• _Entries from a visual dataset_
-*-*-
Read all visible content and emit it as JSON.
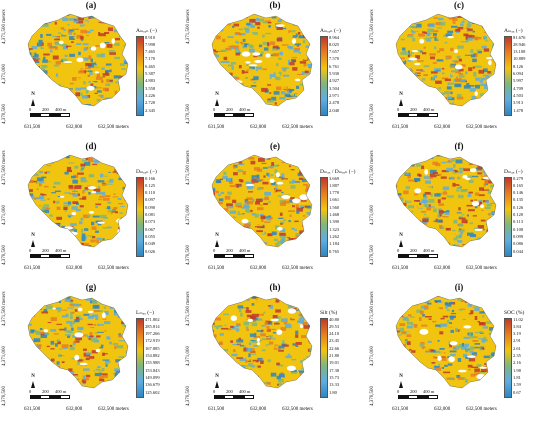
{
  "panels": [
    {
      "label": "(a)",
      "legend_title": "Aₘₑₐₙ (−)",
      "ticks": [
        "8.910",
        "7.998",
        "7.465",
        "7.170",
        "6.465",
        "5.387",
        "4.883",
        "3.558",
        "3.226",
        "2.720",
        "2.345"
      ],
      "colors": {
        "high": "#c0392b",
        "mid": "#f1c40f",
        "low": "#2e86c1"
      }
    },
    {
      "label": "(b)",
      "legend_title": "Aₘₑₐₙ (−)",
      "ticks": [
        "8.964",
        "8.025",
        "7.657",
        "7.570",
        "6.761",
        "5.930",
        "4.927",
        "3.504",
        "2.971",
        "2.478",
        "2.040"
      ],
      "colors": {
        "high": "#c0392b",
        "mid": "#f1c40f",
        "low": "#2e86c1"
      }
    },
    {
      "label": "(c)",
      "legend_title": "Aₘₐₓ (−)",
      "ticks": [
        "81.676",
        "28.946",
        "13.108",
        "10.889",
        "8.126",
        "6.094",
        "5.997",
        "4.709",
        "4.503",
        "3.913",
        "1.478"
      ],
      "colors": {
        "high": "#c0392b",
        "mid": "#f1c40f",
        "low": "#2e86c1"
      }
    },
    {
      "label": "(d)",
      "legend_title": "Dₘₑₐₙ (−)",
      "ticks": [
        "0.166",
        "0.125",
        "0.110",
        "0.097",
        "0.090",
        "0.081",
        "0.073",
        "0.067",
        "0.055",
        "0.049",
        "0.026"
      ],
      "colors": {
        "high": "#c0392b",
        "mid": "#f1c40f",
        "low": "#2e86c1"
      }
    },
    {
      "label": "(e)",
      "legend_title": "Dₘₐₓ / Dₘₑₐₙ (−)",
      "ticks": [
        "3.669",
        "1.887",
        "1.770",
        "1.661",
        "1.560",
        "1.468",
        "1.390",
        "1.323",
        "1.262",
        "1.184",
        "0.765"
      ],
      "colors": {
        "high": "#c0392b",
        "mid": "#f1c40f",
        "low": "#2e86c1"
      }
    },
    {
      "label": "(f)",
      "legend_title": "Dₘₐₓ (−)",
      "ticks": [
        "0.279",
        "0.165",
        "0.146",
        "0.135",
        "0.126",
        "0.120",
        "0.113",
        "0.108",
        "0.099",
        "0.086",
        "0.044"
      ],
      "colors": {
        "high": "#c0392b",
        "mid": "#f1c40f",
        "low": "#2e86c1"
      }
    },
    {
      "label": "(g)",
      "legend_title": "Lₘₐₓ (−)",
      "ticks": [
        "471.802",
        "285.814",
        "197.266",
        "172.919",
        "167.885",
        "154.882",
        "155.988",
        "153.843",
        "149.099",
        "136.679",
        "125.602"
      ],
      "colors": {
        "high": "#c0392b",
        "mid": "#f1c40f",
        "low": "#2e86c1"
      }
    },
    {
      "label": "(h)",
      "legend_title": "Silt (%)",
      "ticks": [
        "40.80",
        "29.53",
        "24.10",
        "23.45",
        "22.66",
        "21.80",
        "19.01",
        "17.38",
        "15.73",
        "13.33",
        "1.80"
      ],
      "colors": {
        "high": "#c0392b",
        "mid": "#f1c40f",
        "low": "#2e86c1"
      }
    },
    {
      "label": "(i)",
      "legend_title": "SOC (%)",
      "ticks": [
        "11.02",
        "3.84",
        "3.19",
        "2.91",
        "2.61",
        "2.35",
        "2.16",
        "1.98",
        "1.81",
        "1.59",
        "0.67"
      ],
      "colors": {
        "high": "#c0392b",
        "mid": "#f1c40f",
        "low": "#2e86c1"
      }
    }
  ],
  "axes": {
    "y_top": "4,371,500 meters",
    "y_mid": "4,371,000",
    "y_bot": "4,370,500",
    "x_ticks": [
      "631,500",
      "632,000",
      "632,500 meters"
    ]
  },
  "north_label": "N",
  "scale": {
    "t0": "0",
    "t1": "200",
    "t2": "400 m"
  }
}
-*-*-
• _Required task_
Transcribe each entry above exactly, apart from the pictures.

• _Full answer_
Read all visible content and emit it as JSON.
{
  "panels": [
    {
      "label": "(a)",
      "legend_title": "Aₘₑₐₙ (−)",
      "ticks": [
        "8.910",
        "7.998",
        "7.465",
        "7.170",
        "6.465",
        "5.387",
        "4.883",
        "3.558",
        "3.226",
        "2.720",
        "2.345"
      ],
      "colors": {
        "high": "#c0392b",
        "mid": "#f1c40f",
        "low": "#2e86c1"
      }
    },
    {
      "label": "(b)",
      "legend_title": "Aₘₑₐₙ (−)",
      "ticks": [
        "8.964",
        "8.025",
        "7.657",
        "7.570",
        "6.761",
        "5.930",
        "4.927",
        "3.504",
        "2.971",
        "2.478",
        "2.040"
      ],
      "colors": {
        "high": "#c0392b",
        "mid": "#f1c40f",
        "low": "#2e86c1"
      }
    },
    {
      "label": "(c)",
      "legend_title": "Aₘₐₓ (−)",
      "ticks": [
        "81.676",
        "28.946",
        "13.108",
        "10.889",
        "8.126",
        "6.094",
        "5.997",
        "4.709",
        "4.503",
        "3.913",
        "1.478"
      ],
      "colors": {
        "high": "#c0392b",
        "mid": "#f1c40f",
        "low": "#2e86c1"
      }
    },
    {
      "label": "(d)",
      "legend_title": "Dₘₑₐₙ (−)",
      "ticks": [
        "0.166",
        "0.125",
        "0.110",
        "0.097",
        "0.090",
        "0.081",
        "0.073",
        "0.067",
        "0.055",
        "0.049",
        "0.026"
      ],
      "colors": {
        "high": "#c0392b",
        "mid": "#f1c40f",
        "low": "#2e86c1"
      }
    },
    {
      "label": "(e)",
      "legend_title": "Dₘₐₓ / Dₘₑₐₙ (−)",
      "ticks": [
        "3.669",
        "1.887",
        "1.770",
        "1.661",
        "1.560",
        "1.468",
        "1.390",
        "1.323",
        "1.262",
        "1.184",
        "0.765"
      ],
      "colors": {
        "high": "#c0392b",
        "mid": "#f1c40f",
        "low": "#2e86c1"
      }
    },
    {
      "label": "(f)",
      "legend_title": "Dₘₐₓ (−)",
      "ticks": [
        "0.279",
        "0.165",
        "0.146",
        "0.135",
        "0.126",
        "0.120",
        "0.113",
        "0.108",
        "0.099",
        "0.086",
        "0.044"
      ],
      "colors": {
        "high": "#c0392b",
        "mid": "#f1c40f",
        "low": "#2e86c1"
      }
    },
    {
      "label": "(g)",
      "legend_title": "Lₘₐₓ (−)",
      "ticks": [
        "471.802",
        "285.814",
        "197.266",
        "172.919",
        "167.885",
        "154.882",
        "155.988",
        "153.843",
        "149.099",
        "136.679",
        "125.602"
      ],
      "colors": {
        "high": "#c0392b",
        "mid": "#f1c40f",
        "low": "#2e86c1"
      }
    },
    {
      "label": "(h)",
      "legend_title": "Silt (%)",
      "ticks": [
        "40.80",
        "29.53",
        "24.10",
        "23.45",
        "22.66",
        "21.80",
        "19.01",
        "17.38",
        "15.73",
        "13.33",
        "1.80"
      ],
      "colors": {
        "high": "#c0392b",
        "mid": "#f1c40f",
        "low": "#2e86c1"
      }
    },
    {
      "label": "(i)",
      "legend_title": "SOC (%)",
      "ticks": [
        "11.02",
        "3.84",
        "3.19",
        "2.91",
        "2.61",
        "2.35",
        "2.16",
        "1.98",
        "1.81",
        "1.59",
        "0.67"
      ],
      "colors": {
        "high": "#c0392b",
        "mid": "#f1c40f",
        "low": "#2e86c1"
      }
    }
  ],
  "axes": {
    "y_top": "4,371,500 meters",
    "y_mid": "4,371,000",
    "y_bot": "4,370,500",
    "x_ticks": [
      "631,500",
      "632,000",
      "632,500 meters"
    ]
  },
  "north_label": "N",
  "scale": {
    "t0": "0",
    "t1": "200",
    "t2": "400 m"
  }
}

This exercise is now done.